──────── Texto em estudo

Conteúdo externo

O seguinte conteúdo vem de parceiros externos. Nós não podemos garantir que esse conteúdo seja exibido sem barreiras.

(Arquivo) O procurador-geral da república, Rodrigo Janot

(afp_tickers)

Os procuradores-gerais do Brasil, Rodrigo Janot, e da Argentina, Alejandra Gils Carbó, acusaram seus respectivos governos de obstruir a formação de uma equipe conjunta de investigação do escândalo de propinas da empreiteira brasileira Odebrecht, em um comunicado conjunto.

"Advertimos que as autoridades centrais em matéria de cooperação jurídica internacional de ambos países - Ministério da Justiça do Brasil e Ministério das Relações Exteriores da Argentina -, apresentam obstáculos e requisições", afirma o comunicado divulgado na segunda-feira à noite.

Segundo o texto, estes obstáculos "constituem ingerências indevidas no estabelecimento dos acordos em matéria de investigação no caso Odebrecht que os Ministérios Públicos do Brasil e da Argentina realizaram".

Os dois ministérios assinaram em 22 de junho um acordo de cooperação com os termos para a formação de uma Equipe Conjunta de Investigação (ECI), como preveem tratados internacionais, como a Convenção das Nações Unidas contra a Corrupção.

Nesta terça-feira, ao meio-dia, Janot reforçou a mensagem em Brasília: "o combate à corrupção não pode se restringir individualmente aos países porque os crimes atravessam fronteiras", disse a jornalistas na sede da Procuradoria.

Janot revelou que o Brasil estava enfrentando problemas para fazer investigações conjuntas dos crimes cometidos pela Odebrecht em vários países.

"A da Argentina não é a primeira equipe que não conseguimos formar. Lembro que o Ministério Público da Suíça propôs montar uma há mais de um ano e ainda não foi formada, o mesmo caso com o Ministério Público da Espanha, que tampouco saiu, e agora isso com a Argentina", assinalou.

- Procuradores x governos -

O comunicado conjunto de Argentina e Brasil levou a assinatura de Gils Carbó, que enfrenta o governo de Mauricio Macri, e de Janot, que denunciou o presidente Michel Temer por corrupção passiva, a primeira acusação por crime comum contra um chefe de Estado exercendo a sua função na história do país.

────────────────
──────── Material fornecido

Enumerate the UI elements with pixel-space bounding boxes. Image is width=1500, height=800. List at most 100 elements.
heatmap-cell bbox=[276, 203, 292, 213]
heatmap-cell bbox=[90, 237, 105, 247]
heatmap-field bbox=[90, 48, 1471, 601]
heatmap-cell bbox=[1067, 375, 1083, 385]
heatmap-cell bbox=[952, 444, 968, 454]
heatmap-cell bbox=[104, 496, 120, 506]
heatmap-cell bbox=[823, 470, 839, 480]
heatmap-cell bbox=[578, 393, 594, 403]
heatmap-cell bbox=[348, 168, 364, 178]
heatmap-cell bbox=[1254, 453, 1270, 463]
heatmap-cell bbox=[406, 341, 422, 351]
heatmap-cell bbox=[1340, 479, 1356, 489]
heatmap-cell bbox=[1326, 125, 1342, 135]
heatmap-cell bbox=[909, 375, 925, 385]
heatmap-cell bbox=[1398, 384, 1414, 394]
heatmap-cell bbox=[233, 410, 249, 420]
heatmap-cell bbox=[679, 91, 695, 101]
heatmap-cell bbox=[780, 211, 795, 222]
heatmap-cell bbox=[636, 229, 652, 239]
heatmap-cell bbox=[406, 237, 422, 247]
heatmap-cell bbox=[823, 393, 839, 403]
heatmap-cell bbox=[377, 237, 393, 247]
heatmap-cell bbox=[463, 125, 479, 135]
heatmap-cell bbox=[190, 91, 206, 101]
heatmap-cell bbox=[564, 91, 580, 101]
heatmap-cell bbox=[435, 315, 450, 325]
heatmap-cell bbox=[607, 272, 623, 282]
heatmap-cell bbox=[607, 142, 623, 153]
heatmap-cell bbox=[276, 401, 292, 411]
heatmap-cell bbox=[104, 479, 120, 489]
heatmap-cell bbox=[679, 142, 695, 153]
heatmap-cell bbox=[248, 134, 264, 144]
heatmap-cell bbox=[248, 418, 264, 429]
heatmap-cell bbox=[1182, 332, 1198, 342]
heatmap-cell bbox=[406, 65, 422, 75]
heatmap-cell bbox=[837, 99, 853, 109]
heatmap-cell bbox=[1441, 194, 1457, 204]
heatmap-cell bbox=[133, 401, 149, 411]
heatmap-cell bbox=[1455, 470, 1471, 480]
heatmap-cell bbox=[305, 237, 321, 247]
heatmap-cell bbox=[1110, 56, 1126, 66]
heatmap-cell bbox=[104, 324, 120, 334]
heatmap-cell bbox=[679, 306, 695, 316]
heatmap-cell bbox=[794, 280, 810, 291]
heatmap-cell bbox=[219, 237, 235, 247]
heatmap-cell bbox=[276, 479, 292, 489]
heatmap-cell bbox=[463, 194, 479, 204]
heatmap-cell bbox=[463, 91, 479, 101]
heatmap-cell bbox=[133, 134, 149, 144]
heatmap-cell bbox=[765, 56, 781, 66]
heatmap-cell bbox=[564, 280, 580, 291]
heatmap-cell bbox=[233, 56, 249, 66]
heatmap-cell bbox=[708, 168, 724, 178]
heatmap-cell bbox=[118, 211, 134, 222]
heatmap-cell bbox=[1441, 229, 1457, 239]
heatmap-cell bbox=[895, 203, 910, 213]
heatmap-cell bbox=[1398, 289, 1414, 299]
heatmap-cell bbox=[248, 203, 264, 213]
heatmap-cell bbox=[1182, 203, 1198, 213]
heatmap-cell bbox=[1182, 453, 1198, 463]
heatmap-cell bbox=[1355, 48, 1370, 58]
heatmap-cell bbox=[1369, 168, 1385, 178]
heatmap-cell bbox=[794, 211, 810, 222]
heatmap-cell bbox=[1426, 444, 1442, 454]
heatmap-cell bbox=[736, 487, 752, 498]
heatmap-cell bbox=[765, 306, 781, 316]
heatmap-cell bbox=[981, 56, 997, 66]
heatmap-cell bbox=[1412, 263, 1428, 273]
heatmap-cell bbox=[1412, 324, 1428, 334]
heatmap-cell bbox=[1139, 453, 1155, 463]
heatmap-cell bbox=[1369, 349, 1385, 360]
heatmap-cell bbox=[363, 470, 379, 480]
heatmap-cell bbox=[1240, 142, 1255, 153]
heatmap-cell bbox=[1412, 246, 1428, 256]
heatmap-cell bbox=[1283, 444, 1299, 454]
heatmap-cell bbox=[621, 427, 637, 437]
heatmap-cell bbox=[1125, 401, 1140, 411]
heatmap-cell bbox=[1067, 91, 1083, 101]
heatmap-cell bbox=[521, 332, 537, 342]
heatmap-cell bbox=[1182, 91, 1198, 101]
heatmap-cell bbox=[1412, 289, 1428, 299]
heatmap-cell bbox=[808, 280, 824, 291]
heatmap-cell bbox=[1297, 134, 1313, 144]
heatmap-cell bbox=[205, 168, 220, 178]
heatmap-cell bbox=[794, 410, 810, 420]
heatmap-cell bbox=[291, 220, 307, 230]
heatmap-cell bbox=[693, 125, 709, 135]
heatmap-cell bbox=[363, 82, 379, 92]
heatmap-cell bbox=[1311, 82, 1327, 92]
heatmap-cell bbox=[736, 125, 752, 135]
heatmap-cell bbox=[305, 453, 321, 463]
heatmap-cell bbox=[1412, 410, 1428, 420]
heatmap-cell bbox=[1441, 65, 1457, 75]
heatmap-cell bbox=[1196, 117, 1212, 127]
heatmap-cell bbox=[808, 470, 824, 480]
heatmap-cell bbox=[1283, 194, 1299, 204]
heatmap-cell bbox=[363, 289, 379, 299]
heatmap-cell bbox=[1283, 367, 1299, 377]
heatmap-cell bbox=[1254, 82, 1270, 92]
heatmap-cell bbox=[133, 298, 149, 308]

────────────────

Edite o trecho da notícia sobre a investigação da Odebrecht entre "Nesta terça-feira, ao" e "sede da Procuradoria.", inclusive, substituindo "jornalistas" por "repórteres". O material é independente da notícia.

▶ [Resposta escrita]:
Nesta terça-feira, ao meio-dia, Janot reforçou a mensagem em Brasília: "o combate à corrupção não pode se restringir individualmente aos países porque os crimes atravessam fronteiras", disse a repórteres na sede da Procuradoria.